**PROVIDED INFORMATION**
━━━━━━━━━━━━━━━━━━━━

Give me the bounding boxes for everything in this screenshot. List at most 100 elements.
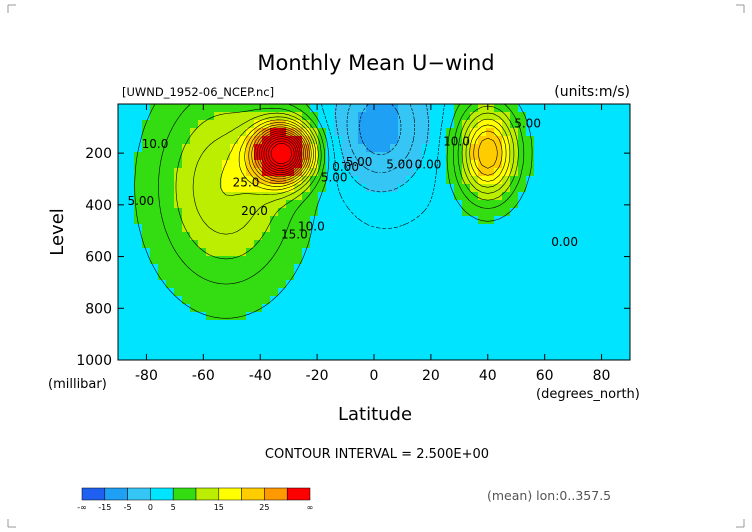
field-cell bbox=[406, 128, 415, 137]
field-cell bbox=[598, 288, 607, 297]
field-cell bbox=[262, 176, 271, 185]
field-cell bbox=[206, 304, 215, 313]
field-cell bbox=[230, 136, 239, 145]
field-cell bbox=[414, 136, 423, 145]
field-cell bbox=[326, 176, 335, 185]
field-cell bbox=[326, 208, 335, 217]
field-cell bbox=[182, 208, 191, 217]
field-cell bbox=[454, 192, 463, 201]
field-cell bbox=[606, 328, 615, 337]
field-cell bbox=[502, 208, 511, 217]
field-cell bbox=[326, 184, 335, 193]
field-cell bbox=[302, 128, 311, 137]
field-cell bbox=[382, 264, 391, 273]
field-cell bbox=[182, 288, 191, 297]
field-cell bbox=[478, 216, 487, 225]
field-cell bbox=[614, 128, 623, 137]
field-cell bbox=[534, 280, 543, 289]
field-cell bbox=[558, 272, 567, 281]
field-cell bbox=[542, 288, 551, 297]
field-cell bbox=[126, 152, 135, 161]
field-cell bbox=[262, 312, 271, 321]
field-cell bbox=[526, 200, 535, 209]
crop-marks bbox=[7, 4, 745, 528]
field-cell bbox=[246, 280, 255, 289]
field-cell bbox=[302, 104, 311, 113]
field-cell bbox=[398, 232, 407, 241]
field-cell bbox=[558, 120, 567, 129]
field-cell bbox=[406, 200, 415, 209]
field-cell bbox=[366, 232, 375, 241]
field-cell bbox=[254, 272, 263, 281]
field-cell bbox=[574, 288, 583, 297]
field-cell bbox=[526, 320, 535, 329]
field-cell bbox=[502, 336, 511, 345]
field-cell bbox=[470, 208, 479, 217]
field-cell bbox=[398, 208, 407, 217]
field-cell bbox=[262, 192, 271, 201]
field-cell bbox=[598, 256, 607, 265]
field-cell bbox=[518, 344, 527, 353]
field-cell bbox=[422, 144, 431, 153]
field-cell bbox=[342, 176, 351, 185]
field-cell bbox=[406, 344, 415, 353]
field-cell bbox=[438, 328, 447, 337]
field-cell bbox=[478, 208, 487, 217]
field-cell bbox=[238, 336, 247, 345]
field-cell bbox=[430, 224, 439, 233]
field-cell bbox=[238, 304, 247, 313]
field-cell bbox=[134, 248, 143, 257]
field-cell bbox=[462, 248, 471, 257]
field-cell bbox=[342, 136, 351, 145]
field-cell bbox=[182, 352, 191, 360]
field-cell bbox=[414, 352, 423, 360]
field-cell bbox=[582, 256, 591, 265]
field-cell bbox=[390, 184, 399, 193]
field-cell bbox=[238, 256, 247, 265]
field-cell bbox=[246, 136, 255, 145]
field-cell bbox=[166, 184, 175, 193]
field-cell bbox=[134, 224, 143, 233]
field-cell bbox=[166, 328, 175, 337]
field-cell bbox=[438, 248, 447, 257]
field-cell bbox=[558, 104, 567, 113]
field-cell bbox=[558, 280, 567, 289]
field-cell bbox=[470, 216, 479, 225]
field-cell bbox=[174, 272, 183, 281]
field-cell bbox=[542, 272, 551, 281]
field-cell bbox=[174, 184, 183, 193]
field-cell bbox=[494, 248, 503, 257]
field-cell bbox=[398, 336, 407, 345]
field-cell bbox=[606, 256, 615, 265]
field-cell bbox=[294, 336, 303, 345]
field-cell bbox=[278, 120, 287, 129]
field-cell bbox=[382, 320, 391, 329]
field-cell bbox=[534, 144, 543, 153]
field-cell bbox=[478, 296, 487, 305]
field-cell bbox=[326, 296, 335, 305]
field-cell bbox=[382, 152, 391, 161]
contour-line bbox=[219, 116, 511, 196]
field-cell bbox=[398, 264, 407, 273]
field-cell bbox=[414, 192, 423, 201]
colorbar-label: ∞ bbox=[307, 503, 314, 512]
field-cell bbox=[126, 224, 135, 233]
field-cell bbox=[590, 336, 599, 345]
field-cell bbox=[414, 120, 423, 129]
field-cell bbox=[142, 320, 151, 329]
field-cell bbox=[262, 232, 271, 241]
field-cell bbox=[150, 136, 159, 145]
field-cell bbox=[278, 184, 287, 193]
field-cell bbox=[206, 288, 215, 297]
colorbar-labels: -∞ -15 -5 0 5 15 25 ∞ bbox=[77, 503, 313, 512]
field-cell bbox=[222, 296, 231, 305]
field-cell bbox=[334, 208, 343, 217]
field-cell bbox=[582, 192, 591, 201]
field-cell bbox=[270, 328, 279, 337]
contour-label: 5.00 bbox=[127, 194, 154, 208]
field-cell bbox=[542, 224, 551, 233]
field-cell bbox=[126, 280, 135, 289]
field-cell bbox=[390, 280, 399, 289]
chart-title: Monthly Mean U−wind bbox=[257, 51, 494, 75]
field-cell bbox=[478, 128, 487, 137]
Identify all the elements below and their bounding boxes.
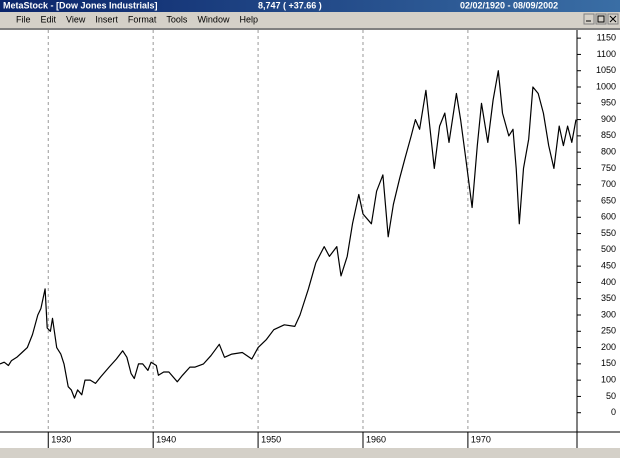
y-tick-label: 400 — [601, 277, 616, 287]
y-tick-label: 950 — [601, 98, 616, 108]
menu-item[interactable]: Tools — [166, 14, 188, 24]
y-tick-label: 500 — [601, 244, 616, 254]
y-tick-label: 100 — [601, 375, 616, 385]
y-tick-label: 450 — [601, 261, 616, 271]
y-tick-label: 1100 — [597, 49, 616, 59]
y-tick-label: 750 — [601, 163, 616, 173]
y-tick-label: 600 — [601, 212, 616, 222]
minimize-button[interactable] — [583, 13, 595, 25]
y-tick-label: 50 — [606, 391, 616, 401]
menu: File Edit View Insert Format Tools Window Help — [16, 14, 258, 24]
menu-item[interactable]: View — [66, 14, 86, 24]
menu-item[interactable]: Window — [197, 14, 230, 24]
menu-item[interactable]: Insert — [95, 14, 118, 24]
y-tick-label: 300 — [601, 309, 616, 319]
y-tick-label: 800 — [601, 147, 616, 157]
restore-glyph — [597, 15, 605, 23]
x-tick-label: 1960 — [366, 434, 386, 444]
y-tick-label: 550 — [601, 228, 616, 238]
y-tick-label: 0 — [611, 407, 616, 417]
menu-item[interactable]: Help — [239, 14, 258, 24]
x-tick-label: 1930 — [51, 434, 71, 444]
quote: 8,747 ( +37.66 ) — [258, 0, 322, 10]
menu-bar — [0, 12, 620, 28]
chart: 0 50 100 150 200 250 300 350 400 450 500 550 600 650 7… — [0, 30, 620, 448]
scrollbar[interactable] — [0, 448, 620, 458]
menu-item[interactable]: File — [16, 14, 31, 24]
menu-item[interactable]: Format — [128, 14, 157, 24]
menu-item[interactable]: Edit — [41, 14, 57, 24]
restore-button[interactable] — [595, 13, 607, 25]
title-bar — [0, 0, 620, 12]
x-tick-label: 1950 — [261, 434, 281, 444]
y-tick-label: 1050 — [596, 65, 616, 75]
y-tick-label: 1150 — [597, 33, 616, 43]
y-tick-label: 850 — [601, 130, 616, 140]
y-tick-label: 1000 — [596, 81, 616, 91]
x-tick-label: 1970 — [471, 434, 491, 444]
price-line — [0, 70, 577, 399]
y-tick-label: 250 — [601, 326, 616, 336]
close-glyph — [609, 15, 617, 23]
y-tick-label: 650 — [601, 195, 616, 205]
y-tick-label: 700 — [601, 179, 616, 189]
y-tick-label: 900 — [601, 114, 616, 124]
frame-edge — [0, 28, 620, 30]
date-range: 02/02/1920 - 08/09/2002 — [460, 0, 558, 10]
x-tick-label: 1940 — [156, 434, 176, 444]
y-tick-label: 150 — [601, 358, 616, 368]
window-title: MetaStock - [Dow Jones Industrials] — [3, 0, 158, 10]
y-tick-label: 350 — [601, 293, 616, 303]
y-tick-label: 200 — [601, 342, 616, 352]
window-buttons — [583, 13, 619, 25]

━━━━━━━━━━━━━━━━━━━━

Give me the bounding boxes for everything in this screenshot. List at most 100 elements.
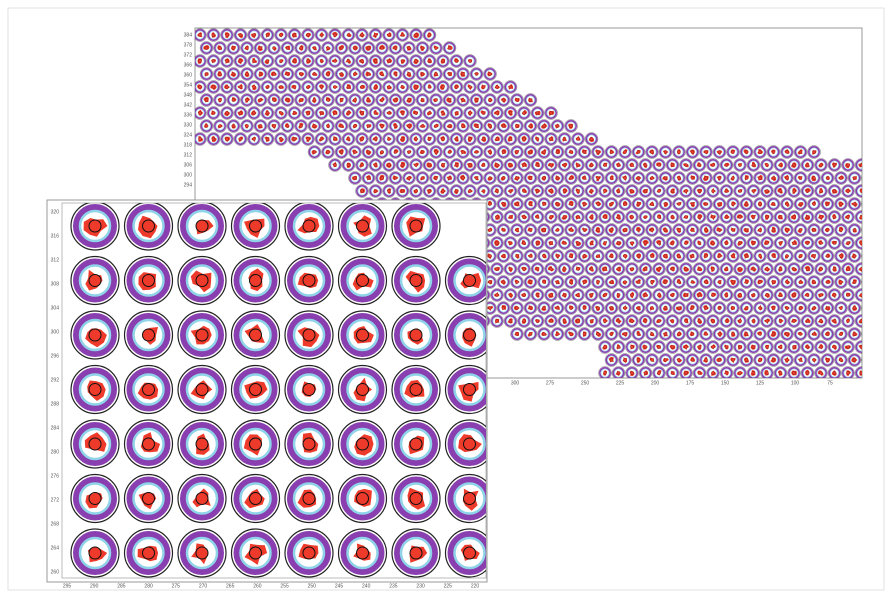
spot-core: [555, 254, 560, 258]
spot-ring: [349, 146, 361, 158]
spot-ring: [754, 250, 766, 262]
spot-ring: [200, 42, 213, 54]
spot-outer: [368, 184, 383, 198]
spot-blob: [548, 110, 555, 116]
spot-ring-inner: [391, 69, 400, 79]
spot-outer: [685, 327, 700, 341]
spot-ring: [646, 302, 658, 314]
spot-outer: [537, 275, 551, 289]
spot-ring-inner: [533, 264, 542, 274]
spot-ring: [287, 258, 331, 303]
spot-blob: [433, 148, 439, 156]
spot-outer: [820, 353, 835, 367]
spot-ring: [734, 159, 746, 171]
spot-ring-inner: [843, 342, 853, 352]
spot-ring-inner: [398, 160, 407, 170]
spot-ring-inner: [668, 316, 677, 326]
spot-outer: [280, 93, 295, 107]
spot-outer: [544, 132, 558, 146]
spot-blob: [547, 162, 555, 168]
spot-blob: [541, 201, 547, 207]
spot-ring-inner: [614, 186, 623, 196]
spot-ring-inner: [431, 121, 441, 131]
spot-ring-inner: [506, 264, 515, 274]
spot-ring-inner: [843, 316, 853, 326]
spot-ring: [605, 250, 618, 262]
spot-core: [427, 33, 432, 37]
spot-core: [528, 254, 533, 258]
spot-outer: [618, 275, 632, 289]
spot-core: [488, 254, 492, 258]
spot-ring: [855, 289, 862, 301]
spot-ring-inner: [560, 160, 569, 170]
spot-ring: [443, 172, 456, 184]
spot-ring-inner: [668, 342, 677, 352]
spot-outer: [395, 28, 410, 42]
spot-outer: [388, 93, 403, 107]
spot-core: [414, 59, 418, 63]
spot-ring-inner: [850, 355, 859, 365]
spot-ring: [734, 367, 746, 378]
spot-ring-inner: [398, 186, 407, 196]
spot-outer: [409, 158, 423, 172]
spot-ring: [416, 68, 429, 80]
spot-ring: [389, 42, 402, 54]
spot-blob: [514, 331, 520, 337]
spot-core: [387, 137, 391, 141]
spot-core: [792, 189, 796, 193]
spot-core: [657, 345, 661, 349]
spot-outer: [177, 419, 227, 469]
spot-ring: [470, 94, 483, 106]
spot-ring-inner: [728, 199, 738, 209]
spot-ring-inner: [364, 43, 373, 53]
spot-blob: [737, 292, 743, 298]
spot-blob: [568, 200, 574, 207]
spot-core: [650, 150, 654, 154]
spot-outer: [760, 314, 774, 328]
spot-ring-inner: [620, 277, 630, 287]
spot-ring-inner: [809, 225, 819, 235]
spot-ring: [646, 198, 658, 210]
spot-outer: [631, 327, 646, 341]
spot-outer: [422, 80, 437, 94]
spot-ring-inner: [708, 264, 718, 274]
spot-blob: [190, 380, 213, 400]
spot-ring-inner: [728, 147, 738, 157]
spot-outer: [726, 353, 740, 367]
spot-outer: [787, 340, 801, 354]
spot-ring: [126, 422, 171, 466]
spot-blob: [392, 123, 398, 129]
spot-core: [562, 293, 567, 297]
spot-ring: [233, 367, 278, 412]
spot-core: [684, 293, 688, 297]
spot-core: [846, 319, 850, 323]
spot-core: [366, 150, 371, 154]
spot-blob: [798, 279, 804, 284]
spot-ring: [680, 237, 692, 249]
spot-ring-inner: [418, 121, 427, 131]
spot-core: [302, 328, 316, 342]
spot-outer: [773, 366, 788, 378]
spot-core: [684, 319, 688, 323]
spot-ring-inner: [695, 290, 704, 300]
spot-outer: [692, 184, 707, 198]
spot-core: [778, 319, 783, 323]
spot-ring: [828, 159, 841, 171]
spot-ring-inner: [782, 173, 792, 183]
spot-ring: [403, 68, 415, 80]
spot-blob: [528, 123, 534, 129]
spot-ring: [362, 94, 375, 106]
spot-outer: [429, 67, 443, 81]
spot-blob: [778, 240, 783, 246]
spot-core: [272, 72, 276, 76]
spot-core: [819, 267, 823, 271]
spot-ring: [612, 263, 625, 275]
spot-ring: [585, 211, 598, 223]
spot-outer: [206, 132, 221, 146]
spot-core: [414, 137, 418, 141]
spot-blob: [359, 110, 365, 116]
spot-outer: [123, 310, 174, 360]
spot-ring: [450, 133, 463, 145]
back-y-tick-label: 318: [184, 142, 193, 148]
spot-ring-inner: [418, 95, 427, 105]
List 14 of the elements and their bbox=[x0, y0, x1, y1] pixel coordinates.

━━━━━━━━━━━━━━━━━━━━

**GOAL OF THE EXERCISE**
Change "crop-marks" to "trim-marks" in the items starting with the line containing "field-cell bbox=[406, 128, 415, 137]" and going on through the line containing "field-cell bbox=[462, 248, 471, 257]", and give those lines again with nothing else altered.

**REPLY TO THE EXERCISE**
field-cell bbox=[406, 128, 415, 137]
field-cell bbox=[598, 288, 607, 297]
field-cell bbox=[262, 176, 271, 185]
field-cell bbox=[206, 304, 215, 313]
field-cell bbox=[230, 136, 239, 145]
field-cell bbox=[414, 136, 423, 145]
field-cell bbox=[326, 176, 335, 185]
field-cell bbox=[326, 208, 335, 217]
field-cell bbox=[182, 208, 191, 217]
field-cell bbox=[454, 192, 463, 201]
field-cell bbox=[606, 328, 615, 337]
field-cell bbox=[502, 208, 511, 217]
field-cell bbox=[326, 184, 335, 193]
field-cell bbox=[302, 128, 311, 137]
field-cell bbox=[382, 264, 391, 273]
field-cell bbox=[182, 288, 191, 297]
field-cell bbox=[478, 216, 487, 225]
field-cell bbox=[614, 128, 623, 137]
field-cell bbox=[534, 280, 543, 289]
field-cell bbox=[558, 272, 567, 281]
field-cell bbox=[542, 288, 551, 297]
field-cell bbox=[126, 152, 135, 161]
field-cell bbox=[262, 312, 271, 321]
field-cell bbox=[526, 200, 535, 209]
trim-marks bbox=[7, 4, 745, 528]
field-cell bbox=[246, 280, 255, 289]
field-cell bbox=[302, 104, 311, 113]
field-cell bbox=[398, 232, 407, 241]
field-cell bbox=[558, 120, 567, 129]
field-cell bbox=[406, 200, 415, 209]
field-cell bbox=[366, 232, 375, 241]
field-cell bbox=[254, 272, 263, 281]
field-cell bbox=[574, 288, 583, 297]
field-cell bbox=[526, 320, 535, 329]
field-cell bbox=[502, 336, 511, 345]
field-cell bbox=[470, 208, 479, 217]
field-cell bbox=[398, 208, 407, 217]
field-cell bbox=[262, 192, 271, 201]
field-cell bbox=[598, 256, 607, 265]
field-cell bbox=[518, 344, 527, 353]
field-cell bbox=[422, 144, 431, 153]
field-cell bbox=[342, 176, 351, 185]
field-cell bbox=[406, 344, 415, 353]
field-cell bbox=[438, 328, 447, 337]
field-cell bbox=[478, 208, 487, 217]
field-cell bbox=[238, 336, 247, 345]
field-cell bbox=[430, 224, 439, 233]
field-cell bbox=[238, 304, 247, 313]
field-cell bbox=[134, 248, 143, 257]
field-cell bbox=[462, 248, 471, 257]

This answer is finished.